--- begin Material ---

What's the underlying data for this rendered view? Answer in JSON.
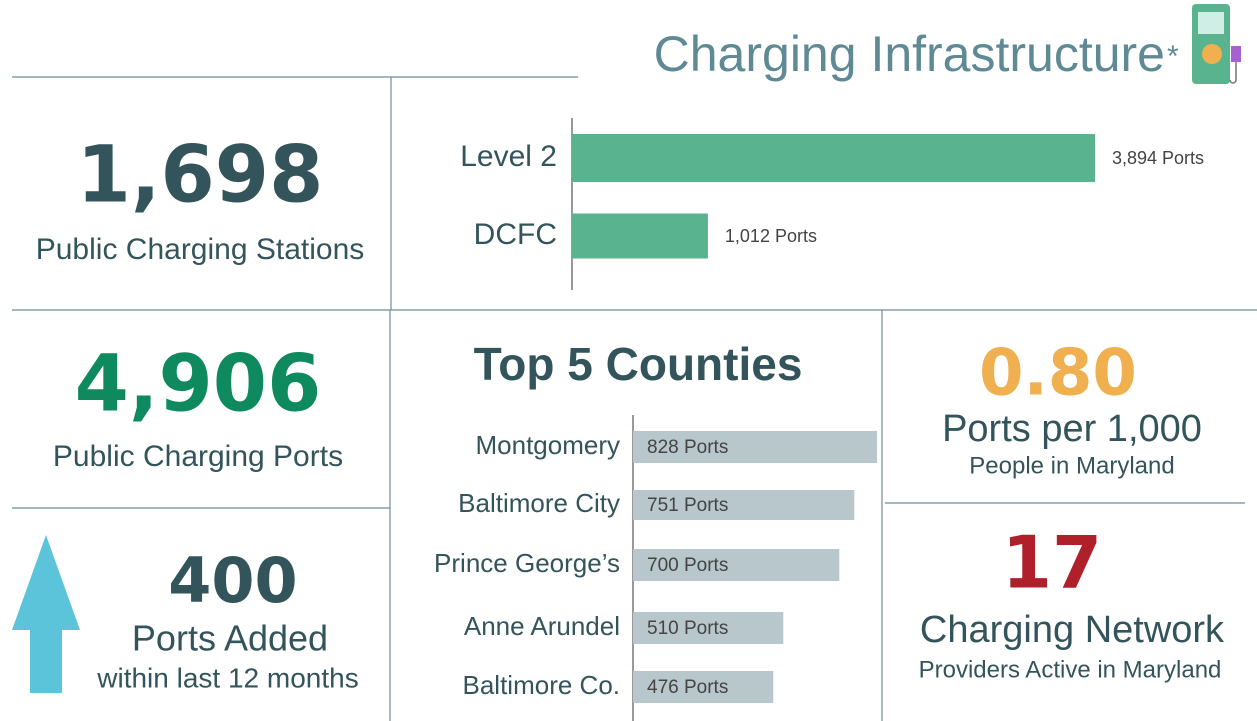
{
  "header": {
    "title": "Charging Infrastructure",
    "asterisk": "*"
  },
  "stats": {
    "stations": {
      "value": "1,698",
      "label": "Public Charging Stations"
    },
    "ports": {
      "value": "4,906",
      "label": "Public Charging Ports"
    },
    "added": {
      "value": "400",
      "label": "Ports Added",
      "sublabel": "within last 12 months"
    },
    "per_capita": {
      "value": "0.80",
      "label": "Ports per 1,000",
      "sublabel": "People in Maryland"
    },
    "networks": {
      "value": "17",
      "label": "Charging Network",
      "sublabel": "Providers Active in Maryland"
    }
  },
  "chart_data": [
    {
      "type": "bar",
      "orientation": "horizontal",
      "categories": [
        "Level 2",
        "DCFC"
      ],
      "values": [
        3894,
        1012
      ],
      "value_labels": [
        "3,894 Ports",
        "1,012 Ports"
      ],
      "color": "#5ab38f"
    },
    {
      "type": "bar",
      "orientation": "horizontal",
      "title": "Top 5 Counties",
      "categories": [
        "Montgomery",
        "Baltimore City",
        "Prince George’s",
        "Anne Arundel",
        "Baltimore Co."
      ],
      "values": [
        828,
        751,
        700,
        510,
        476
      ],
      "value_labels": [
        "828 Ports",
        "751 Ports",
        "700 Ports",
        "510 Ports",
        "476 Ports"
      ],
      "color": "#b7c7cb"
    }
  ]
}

--- end Material ---

**Stated exercise:**
Copy each line above that contains the word "sublabel".

**Exercise response:**
      "sublabel": "within last 12 months"
      "sublabel": "People in Maryland"
      "sublabel": "Providers Active in Maryland"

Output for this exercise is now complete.